- _Dataset items_:

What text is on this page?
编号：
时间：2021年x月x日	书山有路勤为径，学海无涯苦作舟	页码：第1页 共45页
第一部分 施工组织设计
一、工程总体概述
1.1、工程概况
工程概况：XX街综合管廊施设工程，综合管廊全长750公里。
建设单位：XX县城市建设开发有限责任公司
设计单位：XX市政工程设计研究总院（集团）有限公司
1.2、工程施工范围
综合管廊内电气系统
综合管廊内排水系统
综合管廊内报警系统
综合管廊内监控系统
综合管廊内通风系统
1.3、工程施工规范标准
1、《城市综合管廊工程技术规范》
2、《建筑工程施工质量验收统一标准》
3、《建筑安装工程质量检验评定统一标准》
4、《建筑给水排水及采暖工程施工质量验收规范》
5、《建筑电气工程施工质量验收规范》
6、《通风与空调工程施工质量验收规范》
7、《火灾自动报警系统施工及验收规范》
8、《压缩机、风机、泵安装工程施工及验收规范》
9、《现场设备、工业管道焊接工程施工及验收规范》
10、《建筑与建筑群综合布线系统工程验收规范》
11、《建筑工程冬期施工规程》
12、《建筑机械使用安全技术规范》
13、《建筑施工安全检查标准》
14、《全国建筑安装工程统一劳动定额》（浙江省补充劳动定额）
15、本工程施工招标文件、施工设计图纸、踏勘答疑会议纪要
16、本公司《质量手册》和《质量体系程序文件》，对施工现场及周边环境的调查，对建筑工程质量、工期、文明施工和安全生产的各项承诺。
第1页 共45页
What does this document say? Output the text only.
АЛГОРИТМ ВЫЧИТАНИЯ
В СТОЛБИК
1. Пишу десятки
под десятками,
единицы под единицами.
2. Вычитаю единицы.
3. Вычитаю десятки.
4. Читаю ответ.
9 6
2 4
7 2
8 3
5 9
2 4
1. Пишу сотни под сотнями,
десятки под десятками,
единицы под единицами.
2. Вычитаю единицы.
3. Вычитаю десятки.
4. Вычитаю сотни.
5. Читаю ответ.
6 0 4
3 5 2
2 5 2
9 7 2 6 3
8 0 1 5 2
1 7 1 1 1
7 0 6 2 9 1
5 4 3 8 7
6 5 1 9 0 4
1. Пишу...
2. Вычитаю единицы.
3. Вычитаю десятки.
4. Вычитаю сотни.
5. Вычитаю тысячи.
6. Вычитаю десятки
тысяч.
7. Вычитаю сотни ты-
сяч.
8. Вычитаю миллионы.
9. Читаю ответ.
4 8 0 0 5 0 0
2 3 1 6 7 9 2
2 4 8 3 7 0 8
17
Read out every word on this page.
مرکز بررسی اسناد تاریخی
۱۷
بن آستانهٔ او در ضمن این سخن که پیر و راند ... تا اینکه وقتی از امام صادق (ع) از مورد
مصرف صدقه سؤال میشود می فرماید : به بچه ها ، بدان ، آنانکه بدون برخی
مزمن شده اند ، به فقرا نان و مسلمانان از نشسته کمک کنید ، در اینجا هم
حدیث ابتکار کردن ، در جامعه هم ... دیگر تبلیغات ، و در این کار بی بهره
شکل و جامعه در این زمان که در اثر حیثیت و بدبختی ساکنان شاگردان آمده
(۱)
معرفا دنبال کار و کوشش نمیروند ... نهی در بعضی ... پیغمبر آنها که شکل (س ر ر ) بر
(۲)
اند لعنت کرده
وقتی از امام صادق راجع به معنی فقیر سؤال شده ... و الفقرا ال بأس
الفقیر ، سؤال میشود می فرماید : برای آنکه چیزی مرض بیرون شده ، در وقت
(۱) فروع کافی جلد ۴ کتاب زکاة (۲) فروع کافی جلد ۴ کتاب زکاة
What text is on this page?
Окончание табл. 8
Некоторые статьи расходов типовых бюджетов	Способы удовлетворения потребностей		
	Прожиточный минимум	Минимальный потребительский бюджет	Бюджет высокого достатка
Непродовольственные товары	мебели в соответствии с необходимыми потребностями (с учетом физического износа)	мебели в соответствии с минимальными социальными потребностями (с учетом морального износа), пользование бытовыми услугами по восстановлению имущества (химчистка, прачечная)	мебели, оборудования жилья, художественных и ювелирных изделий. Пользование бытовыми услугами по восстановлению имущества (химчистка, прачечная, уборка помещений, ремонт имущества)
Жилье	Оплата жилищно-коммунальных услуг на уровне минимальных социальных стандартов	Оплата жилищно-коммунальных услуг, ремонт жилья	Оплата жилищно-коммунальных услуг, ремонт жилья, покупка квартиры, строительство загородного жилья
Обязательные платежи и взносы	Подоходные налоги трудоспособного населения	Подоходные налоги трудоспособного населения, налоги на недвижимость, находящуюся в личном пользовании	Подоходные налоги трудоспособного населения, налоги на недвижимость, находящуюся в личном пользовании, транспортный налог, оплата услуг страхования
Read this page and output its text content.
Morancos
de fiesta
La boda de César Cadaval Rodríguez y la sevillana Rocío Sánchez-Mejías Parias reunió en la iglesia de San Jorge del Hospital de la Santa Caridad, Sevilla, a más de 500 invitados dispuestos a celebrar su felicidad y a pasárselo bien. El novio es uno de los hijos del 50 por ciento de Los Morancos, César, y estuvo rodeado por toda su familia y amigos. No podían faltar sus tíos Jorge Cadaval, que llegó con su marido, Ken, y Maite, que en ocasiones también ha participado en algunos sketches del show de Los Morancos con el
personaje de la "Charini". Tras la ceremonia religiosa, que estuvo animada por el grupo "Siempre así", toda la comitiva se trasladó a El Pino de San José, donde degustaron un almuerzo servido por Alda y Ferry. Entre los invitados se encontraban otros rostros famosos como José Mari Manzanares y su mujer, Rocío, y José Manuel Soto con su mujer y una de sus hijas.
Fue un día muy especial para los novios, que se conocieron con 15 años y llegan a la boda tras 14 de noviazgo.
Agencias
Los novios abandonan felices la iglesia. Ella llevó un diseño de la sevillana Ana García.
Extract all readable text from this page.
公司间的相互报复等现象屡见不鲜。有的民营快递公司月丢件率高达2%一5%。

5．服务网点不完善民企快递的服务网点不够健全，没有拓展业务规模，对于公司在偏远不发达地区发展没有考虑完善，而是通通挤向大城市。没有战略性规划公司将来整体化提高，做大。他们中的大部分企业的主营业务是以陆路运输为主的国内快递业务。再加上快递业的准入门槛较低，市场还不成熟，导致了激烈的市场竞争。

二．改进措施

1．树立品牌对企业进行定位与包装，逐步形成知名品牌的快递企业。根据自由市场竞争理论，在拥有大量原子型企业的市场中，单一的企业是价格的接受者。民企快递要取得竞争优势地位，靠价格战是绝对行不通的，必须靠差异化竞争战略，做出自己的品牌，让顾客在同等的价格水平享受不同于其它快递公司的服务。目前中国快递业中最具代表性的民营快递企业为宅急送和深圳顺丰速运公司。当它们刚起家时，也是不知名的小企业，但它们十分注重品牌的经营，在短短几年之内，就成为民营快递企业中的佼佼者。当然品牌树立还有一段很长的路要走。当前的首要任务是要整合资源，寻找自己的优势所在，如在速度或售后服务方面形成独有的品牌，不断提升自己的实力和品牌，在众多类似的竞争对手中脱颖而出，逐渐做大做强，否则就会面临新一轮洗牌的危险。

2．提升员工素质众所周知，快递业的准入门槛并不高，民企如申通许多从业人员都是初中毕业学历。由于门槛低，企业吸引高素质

- _WHAT NEEDS TO BE DONE_: From the data above, copy each line that holds "десятками".

- _SOLUTION FOR THIS TASK_:
под десятками,
десятки под десятками,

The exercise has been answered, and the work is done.